··· Material ···

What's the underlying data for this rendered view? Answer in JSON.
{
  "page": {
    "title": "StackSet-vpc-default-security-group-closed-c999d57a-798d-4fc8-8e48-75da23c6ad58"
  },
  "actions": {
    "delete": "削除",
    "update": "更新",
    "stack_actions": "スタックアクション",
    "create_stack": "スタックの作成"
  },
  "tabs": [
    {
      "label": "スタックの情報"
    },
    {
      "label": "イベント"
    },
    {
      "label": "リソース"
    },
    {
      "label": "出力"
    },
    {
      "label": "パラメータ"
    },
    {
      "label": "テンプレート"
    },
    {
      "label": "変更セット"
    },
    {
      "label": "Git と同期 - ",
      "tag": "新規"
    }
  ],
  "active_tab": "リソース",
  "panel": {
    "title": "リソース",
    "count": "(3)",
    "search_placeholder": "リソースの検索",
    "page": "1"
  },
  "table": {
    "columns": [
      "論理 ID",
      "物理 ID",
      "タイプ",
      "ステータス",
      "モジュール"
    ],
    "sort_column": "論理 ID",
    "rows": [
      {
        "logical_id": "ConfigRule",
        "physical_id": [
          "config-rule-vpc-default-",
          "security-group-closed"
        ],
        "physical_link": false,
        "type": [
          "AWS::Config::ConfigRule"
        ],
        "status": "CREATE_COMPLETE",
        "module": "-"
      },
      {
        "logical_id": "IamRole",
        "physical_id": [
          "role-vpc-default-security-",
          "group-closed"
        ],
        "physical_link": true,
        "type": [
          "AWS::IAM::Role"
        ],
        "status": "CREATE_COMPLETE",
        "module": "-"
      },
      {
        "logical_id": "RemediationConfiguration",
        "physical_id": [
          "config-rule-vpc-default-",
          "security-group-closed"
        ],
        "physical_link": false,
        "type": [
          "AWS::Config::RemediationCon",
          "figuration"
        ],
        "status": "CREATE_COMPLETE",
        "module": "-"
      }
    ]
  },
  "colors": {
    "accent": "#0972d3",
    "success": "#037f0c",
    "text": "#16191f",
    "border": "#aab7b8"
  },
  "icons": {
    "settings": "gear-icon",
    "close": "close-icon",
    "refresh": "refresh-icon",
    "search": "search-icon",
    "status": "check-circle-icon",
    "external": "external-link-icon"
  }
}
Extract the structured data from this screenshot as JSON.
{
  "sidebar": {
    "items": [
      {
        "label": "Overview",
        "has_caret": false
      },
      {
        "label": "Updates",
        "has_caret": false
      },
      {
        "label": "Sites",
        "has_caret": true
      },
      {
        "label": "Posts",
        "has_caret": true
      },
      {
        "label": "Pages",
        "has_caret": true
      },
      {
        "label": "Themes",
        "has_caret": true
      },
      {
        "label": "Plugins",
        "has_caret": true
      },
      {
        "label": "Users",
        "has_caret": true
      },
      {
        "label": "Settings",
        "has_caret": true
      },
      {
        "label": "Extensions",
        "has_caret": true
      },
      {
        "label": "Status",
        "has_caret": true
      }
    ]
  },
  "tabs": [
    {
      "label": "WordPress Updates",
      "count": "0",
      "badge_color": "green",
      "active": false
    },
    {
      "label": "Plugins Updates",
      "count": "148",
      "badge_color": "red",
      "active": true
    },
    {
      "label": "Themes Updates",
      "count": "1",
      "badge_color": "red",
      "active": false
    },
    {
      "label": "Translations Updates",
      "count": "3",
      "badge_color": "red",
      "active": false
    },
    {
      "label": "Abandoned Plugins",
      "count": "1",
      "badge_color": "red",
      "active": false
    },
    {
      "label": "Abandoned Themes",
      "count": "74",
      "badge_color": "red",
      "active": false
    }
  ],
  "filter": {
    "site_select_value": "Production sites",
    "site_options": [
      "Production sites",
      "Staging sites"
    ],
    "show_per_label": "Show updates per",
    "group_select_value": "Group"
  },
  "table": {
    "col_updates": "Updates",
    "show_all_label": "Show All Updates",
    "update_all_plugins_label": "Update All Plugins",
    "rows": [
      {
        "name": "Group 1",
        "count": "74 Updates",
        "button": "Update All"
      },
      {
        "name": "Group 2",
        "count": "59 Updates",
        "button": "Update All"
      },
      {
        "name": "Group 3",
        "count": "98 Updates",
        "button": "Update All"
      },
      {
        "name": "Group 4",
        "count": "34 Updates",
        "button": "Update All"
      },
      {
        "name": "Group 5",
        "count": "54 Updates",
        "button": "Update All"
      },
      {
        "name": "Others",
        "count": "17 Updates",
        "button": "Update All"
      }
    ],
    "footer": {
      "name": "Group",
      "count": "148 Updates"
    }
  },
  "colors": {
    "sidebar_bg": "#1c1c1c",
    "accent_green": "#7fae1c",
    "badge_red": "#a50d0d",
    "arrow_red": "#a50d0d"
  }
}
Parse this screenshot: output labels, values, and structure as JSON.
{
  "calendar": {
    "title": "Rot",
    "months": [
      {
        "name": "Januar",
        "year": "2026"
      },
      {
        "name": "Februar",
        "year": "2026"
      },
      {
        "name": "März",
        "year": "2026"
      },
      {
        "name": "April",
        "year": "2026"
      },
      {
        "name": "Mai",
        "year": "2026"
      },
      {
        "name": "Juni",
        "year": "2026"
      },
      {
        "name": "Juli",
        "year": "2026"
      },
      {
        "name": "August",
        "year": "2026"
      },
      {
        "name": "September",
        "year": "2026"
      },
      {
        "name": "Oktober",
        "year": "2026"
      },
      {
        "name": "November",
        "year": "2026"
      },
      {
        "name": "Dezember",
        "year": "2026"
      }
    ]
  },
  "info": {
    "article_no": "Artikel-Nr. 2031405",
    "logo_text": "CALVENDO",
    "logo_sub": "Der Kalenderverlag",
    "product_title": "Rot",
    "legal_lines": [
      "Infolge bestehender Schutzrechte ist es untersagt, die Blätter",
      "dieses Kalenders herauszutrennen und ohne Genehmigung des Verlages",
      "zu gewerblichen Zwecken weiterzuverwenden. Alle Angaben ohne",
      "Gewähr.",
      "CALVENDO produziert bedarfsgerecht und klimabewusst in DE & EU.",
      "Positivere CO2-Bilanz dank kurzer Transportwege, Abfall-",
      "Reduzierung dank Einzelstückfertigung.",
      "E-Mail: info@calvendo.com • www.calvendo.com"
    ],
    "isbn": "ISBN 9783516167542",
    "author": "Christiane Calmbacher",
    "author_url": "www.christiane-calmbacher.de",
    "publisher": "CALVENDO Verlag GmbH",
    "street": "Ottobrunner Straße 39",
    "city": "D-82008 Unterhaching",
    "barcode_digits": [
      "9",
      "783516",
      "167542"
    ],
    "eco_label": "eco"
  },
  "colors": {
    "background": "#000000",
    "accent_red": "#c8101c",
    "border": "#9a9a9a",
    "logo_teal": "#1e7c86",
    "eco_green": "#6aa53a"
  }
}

···

__Problem to solve__: Looking at the listing above, count the lines that contain "ohne" and give nothing but the number.

__Exercise output__: 2